--- TASK INPUTS ---

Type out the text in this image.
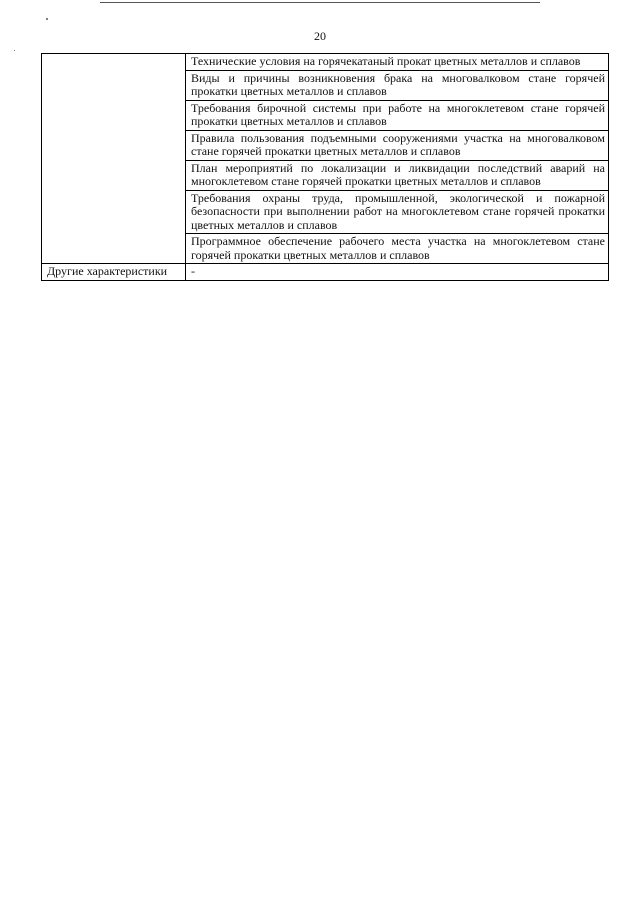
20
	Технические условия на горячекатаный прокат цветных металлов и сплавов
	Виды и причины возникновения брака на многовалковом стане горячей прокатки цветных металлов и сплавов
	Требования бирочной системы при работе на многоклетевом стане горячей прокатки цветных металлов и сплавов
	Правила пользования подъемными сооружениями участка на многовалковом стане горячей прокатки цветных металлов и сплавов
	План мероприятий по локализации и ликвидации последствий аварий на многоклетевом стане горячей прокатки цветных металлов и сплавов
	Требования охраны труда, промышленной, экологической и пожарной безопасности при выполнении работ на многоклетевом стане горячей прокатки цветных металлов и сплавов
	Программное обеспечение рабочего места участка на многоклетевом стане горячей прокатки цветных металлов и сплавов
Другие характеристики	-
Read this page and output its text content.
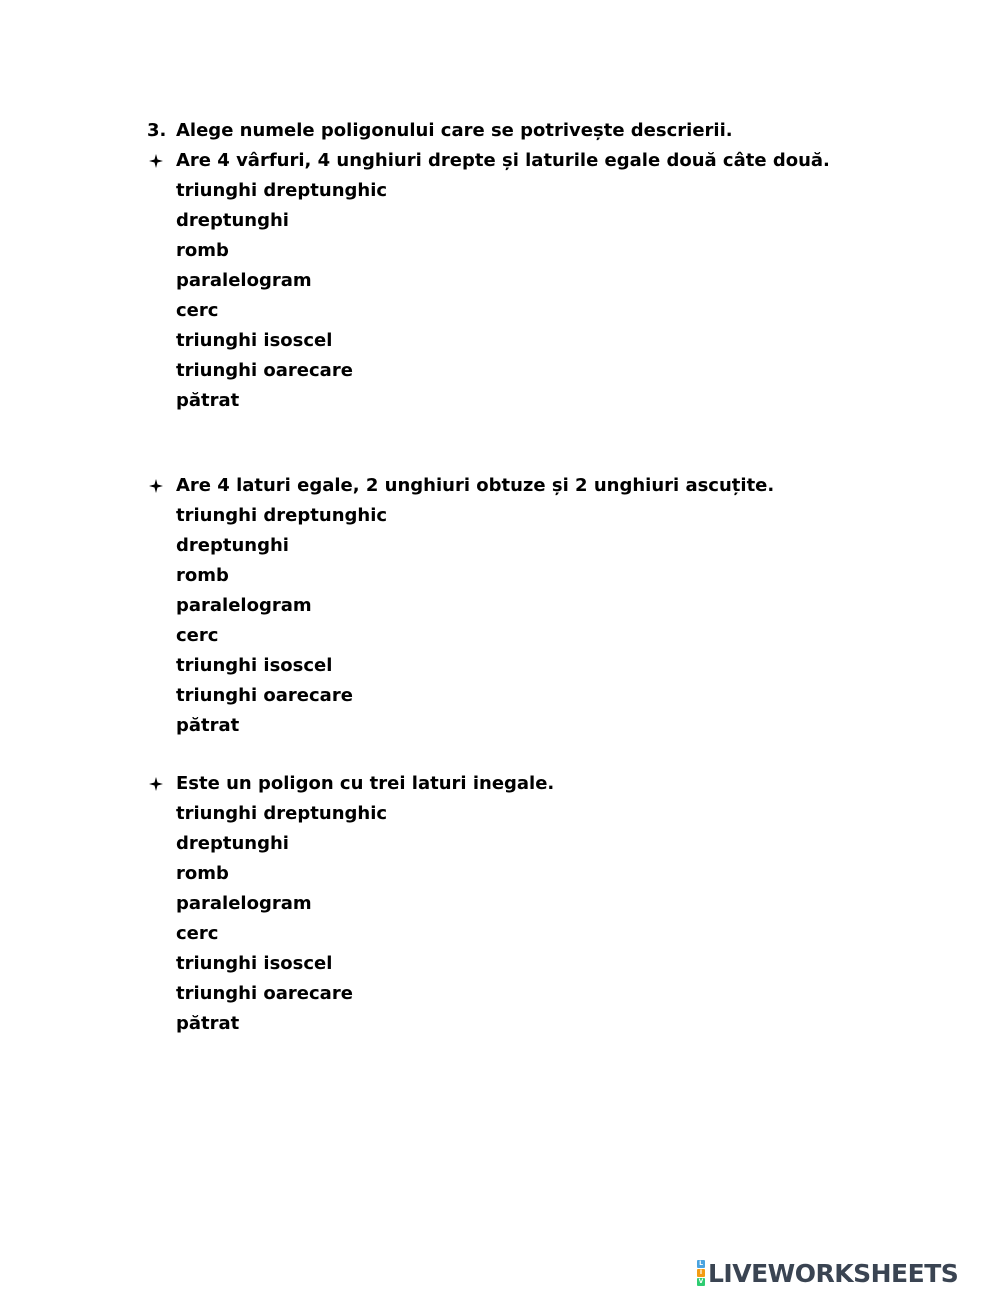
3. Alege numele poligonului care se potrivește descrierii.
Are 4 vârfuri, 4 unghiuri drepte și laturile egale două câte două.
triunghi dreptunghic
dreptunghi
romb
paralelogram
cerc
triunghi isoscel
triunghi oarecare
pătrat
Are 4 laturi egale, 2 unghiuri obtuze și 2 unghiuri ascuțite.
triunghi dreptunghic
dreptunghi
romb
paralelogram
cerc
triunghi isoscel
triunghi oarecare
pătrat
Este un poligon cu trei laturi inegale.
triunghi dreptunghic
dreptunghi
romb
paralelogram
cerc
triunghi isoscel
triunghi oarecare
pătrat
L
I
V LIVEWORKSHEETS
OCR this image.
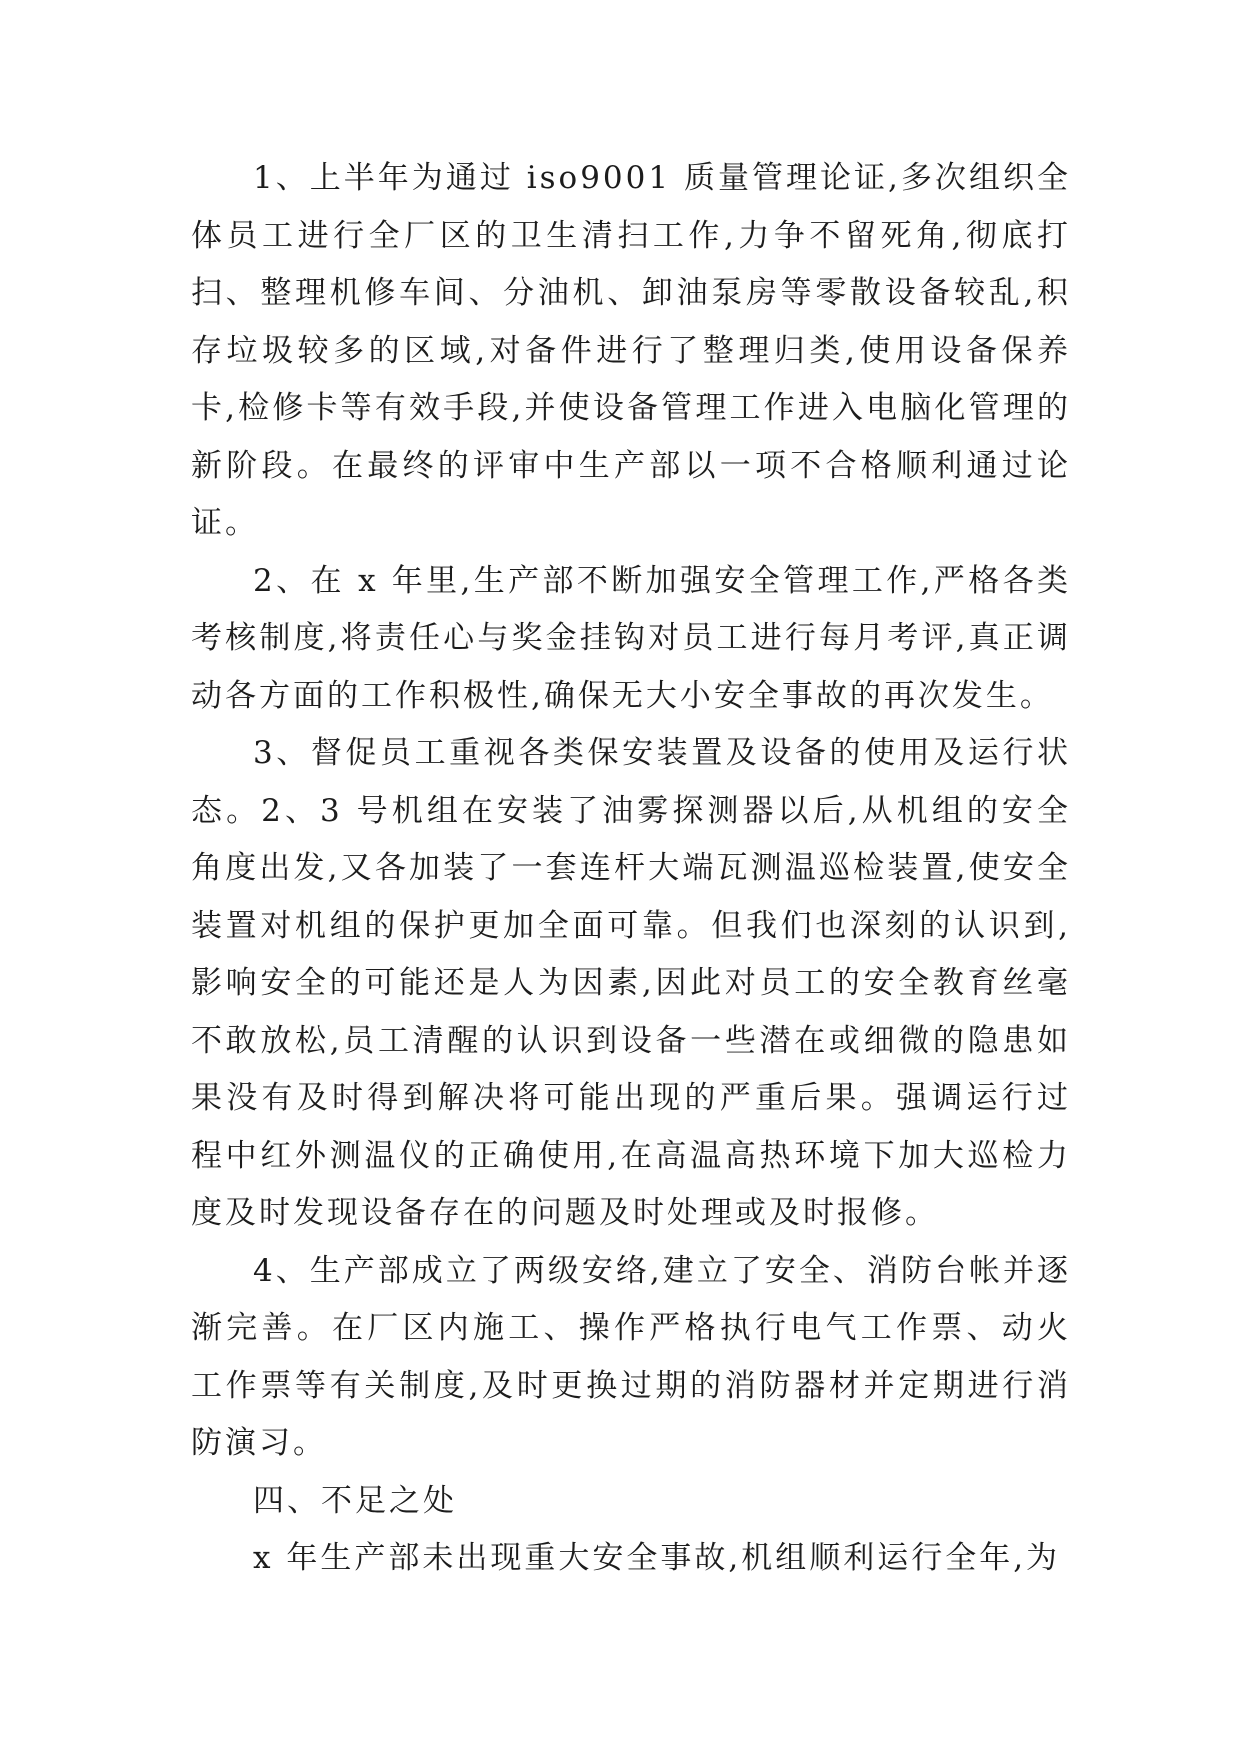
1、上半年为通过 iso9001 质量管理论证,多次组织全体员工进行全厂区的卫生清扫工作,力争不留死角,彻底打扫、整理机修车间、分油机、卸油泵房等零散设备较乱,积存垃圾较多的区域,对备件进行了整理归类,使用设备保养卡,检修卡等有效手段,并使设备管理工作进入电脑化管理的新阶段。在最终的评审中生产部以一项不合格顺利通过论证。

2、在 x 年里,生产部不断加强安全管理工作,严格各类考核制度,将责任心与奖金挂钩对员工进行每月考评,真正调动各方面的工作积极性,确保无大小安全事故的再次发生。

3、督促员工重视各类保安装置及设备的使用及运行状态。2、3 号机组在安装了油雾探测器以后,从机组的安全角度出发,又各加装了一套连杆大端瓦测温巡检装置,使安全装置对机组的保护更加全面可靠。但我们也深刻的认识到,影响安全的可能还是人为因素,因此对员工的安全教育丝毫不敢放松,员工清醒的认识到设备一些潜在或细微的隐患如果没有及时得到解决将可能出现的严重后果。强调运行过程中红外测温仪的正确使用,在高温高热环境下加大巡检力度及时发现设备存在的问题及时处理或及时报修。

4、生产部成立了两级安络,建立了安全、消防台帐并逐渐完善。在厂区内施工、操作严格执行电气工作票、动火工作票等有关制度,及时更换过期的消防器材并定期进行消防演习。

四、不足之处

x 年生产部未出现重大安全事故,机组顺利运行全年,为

---

**REQUIREMENTS:** The pictures stay out; repeat exactly the lines from the one with "OCR this image." to the end of the entries above, and nothing else.

**COMPLETED EXERCISE:**
OCR this image.
1、上半年为通过 iso9001 质量管理论证,多次组织全体员工进行全厂区的卫生清扫工作,力争不留死角,彻底打扫、整理机修车间、分油机、卸油泵房等零散设备较乱,积存垃圾较多的区域,对备件进行了整理归类,使用设备保养卡,检修卡等有效手段,并使设备管理工作进入电脑化管理的新阶段。在最终的评审中生产部以一项不合格顺利通过论证。

2、在 x 年里,生产部不断加强安全管理工作,严格各类考核制度,将责任心与奖金挂钩对员工进行每月考评,真正调动各方面的工作积极性,确保无大小安全事故的再次发生。

3、督促员工重视各类保安装置及设备的使用及运行状态。2、3 号机组在安装了油雾探测器以后,从机组的安全角度出发,又各加装了一套连杆大端瓦测温巡检装置,使安全装置对机组的保护更加全面可靠。但我们也深刻的认识到,影响安全的可能还是人为因素,因此对员工的安全教育丝毫不敢放松,员工清醒的认识到设备一些潜在或细微的隐患如果没有及时得到解决将可能出现的严重后果。强调运行过程中红外测温仪的正确使用,在高温高热环境下加大巡检力度及时发现设备存在的问题及时处理或及时报修。

4、生产部成立了两级安络,建立了安全、消防台帐并逐渐完善。在厂区内施工、操作严格执行电气工作票、动火工作票等有关制度,及时更换过期的消防器材并定期进行消防演习。

四、不足之处

x 年生产部未出现重大安全事故,机组顺利运行全年,为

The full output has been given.